Task requirements -> Copy every line that mentions the word "with".

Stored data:
§ §

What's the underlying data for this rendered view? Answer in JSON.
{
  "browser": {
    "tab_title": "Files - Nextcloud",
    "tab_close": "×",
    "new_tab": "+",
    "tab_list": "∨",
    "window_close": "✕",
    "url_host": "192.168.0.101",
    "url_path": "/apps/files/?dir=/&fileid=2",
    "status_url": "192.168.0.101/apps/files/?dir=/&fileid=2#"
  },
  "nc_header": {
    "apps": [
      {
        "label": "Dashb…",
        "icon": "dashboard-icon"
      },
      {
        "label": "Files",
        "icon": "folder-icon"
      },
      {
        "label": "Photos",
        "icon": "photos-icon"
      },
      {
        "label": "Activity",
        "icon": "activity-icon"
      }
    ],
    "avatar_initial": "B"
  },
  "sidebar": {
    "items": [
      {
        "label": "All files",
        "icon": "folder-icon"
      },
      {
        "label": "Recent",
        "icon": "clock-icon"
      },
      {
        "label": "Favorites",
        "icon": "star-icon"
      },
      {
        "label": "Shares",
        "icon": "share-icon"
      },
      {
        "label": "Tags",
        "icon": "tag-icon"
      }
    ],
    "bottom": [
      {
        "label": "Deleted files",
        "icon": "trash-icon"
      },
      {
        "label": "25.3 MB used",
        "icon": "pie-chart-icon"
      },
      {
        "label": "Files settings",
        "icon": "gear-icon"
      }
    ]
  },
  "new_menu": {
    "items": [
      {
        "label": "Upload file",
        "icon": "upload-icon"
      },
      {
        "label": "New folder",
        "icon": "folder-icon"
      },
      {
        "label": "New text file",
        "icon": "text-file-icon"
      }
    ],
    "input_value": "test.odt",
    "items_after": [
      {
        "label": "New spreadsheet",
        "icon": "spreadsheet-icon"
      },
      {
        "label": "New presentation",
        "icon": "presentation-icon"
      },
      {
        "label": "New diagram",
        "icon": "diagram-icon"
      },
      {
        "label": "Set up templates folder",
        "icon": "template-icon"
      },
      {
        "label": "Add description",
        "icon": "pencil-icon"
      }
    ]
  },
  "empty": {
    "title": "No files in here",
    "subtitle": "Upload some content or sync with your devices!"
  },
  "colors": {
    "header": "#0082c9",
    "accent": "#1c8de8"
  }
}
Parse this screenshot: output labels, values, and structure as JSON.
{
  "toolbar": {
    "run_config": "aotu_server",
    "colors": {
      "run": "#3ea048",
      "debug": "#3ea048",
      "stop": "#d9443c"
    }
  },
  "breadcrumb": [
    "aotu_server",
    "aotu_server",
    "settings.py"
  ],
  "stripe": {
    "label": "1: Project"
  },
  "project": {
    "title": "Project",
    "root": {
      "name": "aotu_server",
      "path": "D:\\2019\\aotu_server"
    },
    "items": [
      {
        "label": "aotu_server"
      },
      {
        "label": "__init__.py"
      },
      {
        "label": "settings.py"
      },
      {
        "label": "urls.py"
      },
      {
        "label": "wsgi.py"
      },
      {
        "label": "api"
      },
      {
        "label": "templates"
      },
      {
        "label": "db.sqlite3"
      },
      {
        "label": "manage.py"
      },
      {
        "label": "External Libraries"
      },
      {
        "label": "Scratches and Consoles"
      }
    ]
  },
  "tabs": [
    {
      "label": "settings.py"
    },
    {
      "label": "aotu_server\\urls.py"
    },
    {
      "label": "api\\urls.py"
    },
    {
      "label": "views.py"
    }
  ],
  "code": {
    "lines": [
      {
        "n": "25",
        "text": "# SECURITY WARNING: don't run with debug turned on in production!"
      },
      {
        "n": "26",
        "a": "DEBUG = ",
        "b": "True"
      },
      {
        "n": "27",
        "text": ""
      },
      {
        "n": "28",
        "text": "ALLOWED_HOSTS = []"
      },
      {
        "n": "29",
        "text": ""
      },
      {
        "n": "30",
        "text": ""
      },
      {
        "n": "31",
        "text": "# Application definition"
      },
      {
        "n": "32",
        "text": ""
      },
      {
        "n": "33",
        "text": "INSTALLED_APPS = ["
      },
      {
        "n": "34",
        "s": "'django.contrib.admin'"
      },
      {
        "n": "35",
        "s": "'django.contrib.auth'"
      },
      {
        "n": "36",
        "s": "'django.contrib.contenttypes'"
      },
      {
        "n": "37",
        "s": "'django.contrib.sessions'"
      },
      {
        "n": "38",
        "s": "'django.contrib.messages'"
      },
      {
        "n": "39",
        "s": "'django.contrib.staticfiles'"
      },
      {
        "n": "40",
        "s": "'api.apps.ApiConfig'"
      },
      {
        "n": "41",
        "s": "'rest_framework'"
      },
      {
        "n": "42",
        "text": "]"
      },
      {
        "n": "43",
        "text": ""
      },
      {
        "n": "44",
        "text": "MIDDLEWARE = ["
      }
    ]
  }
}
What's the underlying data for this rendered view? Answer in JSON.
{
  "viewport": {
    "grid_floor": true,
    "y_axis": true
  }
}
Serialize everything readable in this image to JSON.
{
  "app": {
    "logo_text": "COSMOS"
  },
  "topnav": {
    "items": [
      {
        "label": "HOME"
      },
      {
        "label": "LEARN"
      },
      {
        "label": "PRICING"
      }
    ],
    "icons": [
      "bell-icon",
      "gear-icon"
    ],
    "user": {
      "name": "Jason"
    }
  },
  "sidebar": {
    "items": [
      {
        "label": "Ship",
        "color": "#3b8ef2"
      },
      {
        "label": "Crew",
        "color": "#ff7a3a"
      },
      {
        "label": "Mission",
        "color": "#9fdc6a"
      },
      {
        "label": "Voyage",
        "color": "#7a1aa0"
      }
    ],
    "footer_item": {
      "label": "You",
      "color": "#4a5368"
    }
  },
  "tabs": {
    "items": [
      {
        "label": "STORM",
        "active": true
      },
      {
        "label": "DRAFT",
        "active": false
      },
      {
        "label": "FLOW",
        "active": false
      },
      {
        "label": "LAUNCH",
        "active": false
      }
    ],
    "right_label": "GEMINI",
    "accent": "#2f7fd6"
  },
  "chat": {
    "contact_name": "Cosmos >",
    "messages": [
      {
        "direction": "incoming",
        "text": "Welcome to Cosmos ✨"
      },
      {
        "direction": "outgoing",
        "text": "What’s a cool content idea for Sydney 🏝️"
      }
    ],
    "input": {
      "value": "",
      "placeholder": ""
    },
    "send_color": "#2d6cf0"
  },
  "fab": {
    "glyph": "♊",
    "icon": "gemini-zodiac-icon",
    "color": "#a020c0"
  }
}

§ §

Solved exercise ->
    "subtitle": "Upload some content or sync with your devices!"
        "text": "# SECURITY WARNING: don't run with debug turned on in production!"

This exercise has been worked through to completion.